↓↓↓

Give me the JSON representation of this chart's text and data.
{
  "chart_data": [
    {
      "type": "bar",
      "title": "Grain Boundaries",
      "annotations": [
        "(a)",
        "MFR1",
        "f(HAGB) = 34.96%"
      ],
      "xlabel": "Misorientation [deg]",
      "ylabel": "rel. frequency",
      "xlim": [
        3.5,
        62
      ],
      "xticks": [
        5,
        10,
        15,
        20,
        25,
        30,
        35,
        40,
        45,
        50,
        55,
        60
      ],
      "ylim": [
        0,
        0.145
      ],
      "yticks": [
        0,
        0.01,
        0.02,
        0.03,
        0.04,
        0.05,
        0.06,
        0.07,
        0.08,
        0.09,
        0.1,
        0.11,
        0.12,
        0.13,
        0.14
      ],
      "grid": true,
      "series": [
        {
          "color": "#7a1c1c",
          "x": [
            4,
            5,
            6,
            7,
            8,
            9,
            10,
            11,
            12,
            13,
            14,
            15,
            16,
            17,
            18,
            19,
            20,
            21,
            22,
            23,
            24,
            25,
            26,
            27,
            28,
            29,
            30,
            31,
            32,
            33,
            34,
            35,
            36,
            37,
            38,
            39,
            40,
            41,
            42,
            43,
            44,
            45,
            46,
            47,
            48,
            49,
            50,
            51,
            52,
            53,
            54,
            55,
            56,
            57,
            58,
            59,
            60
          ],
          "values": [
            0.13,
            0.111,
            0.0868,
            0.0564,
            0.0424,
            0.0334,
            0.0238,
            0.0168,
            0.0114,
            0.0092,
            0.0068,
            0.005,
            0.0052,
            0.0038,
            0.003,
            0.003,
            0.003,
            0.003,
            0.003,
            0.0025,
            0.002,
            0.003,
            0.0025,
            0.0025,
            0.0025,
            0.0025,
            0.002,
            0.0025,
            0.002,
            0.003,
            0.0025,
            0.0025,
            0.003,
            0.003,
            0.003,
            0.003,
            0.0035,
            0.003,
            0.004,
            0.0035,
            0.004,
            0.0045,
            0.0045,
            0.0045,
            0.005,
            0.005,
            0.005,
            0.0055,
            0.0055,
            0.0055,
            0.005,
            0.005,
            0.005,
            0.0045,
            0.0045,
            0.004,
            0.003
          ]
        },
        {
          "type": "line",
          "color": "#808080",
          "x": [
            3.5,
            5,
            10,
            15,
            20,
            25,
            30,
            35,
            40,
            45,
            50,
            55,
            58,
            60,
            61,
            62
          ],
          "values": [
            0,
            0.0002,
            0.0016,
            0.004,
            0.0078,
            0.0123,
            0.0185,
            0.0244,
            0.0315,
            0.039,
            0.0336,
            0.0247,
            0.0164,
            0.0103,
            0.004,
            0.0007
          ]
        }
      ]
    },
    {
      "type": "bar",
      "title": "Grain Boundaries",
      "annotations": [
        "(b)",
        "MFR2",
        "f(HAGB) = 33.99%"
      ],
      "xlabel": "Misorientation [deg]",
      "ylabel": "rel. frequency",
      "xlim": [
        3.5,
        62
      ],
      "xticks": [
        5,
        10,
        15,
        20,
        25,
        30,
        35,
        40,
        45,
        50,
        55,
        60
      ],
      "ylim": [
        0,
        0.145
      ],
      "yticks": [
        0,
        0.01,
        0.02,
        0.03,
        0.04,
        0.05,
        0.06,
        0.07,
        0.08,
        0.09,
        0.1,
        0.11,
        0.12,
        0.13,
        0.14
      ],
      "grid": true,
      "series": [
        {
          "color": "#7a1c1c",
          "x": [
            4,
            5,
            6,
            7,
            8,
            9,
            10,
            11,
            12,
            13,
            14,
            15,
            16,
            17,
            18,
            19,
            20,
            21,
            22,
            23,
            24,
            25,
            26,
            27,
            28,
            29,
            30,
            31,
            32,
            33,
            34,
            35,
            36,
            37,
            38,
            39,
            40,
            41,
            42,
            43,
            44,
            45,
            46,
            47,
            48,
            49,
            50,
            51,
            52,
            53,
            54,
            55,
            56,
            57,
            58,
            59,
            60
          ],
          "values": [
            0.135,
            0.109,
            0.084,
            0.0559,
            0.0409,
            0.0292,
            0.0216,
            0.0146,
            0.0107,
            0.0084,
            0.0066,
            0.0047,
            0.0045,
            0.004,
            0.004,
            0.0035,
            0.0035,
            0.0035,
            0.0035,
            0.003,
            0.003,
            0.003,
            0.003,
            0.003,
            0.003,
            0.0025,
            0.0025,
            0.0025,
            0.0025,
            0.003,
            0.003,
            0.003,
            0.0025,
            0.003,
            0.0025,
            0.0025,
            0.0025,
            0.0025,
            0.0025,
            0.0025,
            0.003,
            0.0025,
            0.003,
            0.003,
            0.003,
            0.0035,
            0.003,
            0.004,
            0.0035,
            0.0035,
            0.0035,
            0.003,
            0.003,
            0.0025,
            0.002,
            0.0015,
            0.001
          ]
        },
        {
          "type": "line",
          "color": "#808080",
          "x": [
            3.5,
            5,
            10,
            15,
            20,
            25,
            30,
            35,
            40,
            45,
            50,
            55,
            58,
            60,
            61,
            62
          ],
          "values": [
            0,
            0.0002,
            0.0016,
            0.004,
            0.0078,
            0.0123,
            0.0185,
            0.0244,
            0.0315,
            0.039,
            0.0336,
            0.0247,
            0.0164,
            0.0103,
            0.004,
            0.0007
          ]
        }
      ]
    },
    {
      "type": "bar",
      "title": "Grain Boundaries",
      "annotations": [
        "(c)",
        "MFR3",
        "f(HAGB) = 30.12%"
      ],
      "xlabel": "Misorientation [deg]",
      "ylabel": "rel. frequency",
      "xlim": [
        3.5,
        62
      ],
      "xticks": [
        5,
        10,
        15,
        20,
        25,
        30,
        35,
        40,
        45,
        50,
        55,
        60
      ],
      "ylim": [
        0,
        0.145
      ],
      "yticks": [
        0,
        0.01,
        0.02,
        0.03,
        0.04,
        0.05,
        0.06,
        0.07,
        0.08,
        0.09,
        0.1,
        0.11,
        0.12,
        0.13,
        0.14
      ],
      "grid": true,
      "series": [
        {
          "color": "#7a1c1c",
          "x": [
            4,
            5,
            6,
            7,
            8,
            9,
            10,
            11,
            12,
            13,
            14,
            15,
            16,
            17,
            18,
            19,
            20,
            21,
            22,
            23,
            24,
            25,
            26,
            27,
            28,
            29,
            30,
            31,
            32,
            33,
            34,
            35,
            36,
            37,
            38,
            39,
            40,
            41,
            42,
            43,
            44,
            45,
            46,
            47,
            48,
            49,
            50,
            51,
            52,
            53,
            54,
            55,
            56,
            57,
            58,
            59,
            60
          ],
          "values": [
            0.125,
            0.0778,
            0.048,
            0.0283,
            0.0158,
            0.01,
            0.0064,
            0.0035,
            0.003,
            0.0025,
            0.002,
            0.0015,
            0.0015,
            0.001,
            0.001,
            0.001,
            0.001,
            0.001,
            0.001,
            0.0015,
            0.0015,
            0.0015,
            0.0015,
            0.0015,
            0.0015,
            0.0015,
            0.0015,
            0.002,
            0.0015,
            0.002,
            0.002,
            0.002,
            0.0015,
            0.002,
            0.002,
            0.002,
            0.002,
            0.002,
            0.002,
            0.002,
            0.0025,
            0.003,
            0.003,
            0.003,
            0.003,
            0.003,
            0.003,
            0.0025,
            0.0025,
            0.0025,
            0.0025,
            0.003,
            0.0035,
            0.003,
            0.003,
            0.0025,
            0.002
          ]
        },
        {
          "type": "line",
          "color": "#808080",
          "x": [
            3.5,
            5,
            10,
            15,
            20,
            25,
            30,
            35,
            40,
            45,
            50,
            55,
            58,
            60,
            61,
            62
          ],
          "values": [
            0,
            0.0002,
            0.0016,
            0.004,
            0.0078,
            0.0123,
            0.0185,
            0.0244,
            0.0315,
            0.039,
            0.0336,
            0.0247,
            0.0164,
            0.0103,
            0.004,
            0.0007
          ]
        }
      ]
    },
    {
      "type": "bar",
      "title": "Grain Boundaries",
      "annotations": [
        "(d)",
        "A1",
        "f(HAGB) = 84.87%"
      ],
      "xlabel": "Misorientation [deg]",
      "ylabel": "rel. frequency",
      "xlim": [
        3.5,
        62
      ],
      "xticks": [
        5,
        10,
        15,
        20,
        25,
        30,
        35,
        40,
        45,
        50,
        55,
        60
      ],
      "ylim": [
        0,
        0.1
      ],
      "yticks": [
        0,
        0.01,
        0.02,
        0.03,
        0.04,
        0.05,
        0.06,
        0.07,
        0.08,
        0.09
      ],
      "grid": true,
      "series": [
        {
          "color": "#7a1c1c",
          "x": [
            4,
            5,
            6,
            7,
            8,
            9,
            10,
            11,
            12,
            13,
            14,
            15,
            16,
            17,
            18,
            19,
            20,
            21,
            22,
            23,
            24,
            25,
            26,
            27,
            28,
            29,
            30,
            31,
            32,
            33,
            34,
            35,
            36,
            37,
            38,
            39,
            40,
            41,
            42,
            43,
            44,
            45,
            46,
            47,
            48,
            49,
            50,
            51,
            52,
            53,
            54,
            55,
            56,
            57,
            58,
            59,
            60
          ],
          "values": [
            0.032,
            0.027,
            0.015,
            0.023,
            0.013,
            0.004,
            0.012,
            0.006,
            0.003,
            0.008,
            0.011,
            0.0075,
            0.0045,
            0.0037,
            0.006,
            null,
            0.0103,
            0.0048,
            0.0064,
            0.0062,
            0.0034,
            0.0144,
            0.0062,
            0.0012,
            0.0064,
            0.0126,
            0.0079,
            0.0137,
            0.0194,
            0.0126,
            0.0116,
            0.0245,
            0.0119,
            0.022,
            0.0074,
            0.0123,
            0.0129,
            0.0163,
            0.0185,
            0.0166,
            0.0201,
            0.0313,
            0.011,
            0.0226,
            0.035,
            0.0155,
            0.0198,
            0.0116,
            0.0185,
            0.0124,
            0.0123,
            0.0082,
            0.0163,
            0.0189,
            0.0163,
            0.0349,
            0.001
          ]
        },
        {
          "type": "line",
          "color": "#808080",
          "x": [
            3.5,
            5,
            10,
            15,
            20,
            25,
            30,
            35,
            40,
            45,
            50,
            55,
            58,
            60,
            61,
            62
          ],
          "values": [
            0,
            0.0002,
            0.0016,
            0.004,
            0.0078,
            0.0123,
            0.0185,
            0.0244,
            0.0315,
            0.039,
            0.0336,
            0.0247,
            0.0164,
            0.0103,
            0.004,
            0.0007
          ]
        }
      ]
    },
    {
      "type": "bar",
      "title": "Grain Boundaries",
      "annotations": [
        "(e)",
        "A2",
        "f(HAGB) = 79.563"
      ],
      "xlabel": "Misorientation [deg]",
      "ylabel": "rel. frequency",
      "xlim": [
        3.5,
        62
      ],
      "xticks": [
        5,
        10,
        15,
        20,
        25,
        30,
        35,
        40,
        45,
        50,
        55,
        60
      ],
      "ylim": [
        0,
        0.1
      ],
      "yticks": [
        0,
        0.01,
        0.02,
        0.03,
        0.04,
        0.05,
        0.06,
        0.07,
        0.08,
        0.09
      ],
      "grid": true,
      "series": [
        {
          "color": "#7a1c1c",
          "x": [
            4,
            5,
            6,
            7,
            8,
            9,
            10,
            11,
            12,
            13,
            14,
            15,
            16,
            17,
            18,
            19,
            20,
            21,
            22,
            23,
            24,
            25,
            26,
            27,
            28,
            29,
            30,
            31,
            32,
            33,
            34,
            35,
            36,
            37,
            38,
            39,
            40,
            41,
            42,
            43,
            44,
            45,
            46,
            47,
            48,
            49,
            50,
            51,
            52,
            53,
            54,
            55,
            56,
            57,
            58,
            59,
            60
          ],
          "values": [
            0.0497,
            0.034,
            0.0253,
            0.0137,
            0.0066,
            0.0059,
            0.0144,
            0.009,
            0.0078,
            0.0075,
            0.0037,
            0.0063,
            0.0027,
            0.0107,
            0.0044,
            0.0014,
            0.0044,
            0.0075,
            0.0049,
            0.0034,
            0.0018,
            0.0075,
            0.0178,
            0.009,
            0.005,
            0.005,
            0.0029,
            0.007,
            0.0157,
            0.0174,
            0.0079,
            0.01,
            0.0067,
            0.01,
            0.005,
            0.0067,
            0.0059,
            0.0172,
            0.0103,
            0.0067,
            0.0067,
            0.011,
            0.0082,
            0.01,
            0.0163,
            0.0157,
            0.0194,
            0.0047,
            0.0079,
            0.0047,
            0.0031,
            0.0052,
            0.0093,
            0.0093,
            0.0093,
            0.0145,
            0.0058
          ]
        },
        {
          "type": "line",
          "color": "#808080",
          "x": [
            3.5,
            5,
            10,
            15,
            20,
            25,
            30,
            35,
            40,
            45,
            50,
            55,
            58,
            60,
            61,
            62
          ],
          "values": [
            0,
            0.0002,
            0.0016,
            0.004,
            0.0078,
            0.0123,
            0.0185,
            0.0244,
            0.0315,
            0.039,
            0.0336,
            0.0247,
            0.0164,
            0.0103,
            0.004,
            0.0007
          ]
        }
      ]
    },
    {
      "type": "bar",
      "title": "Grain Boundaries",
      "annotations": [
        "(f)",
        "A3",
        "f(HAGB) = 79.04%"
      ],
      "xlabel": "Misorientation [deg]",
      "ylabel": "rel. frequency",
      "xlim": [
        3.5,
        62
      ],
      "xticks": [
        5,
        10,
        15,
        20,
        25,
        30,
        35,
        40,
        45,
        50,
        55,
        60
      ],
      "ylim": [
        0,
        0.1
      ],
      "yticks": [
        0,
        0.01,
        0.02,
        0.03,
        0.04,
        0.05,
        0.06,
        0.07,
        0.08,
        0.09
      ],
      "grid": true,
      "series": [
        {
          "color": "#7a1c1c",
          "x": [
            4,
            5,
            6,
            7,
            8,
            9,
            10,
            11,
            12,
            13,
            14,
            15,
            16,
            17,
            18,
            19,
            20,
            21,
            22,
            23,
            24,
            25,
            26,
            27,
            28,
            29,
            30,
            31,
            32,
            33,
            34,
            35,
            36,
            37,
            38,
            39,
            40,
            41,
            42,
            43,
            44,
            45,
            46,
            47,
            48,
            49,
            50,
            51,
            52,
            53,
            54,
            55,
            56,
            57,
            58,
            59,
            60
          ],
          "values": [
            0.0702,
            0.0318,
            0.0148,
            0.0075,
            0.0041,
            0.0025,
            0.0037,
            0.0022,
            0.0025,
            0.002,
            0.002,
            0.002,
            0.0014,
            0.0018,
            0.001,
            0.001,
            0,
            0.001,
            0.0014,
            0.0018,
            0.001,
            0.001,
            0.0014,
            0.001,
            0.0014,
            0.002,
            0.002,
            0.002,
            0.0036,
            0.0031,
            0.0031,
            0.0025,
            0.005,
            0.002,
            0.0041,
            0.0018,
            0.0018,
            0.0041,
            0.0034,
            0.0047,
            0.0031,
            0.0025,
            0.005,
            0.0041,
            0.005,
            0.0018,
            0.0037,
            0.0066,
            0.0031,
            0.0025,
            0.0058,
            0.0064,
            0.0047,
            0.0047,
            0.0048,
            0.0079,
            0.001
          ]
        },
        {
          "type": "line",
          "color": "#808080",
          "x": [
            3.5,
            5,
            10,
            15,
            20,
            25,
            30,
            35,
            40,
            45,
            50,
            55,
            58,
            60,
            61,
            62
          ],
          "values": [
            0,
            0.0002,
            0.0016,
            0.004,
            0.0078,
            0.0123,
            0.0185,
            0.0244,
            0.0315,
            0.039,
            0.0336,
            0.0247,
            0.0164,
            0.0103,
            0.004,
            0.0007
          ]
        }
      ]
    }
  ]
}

↑↑↑

Every line that holds the string "HAGB" should be returned.

        "f(HAGB) = 34.96%"
        "f(HAGB) = 33.99%"
        "f(HAGB) = 30.12%"
        "f(HAGB) = 84.87%"
        "f(HAGB) = 79.563"
        "f(HAGB) = 79.04%"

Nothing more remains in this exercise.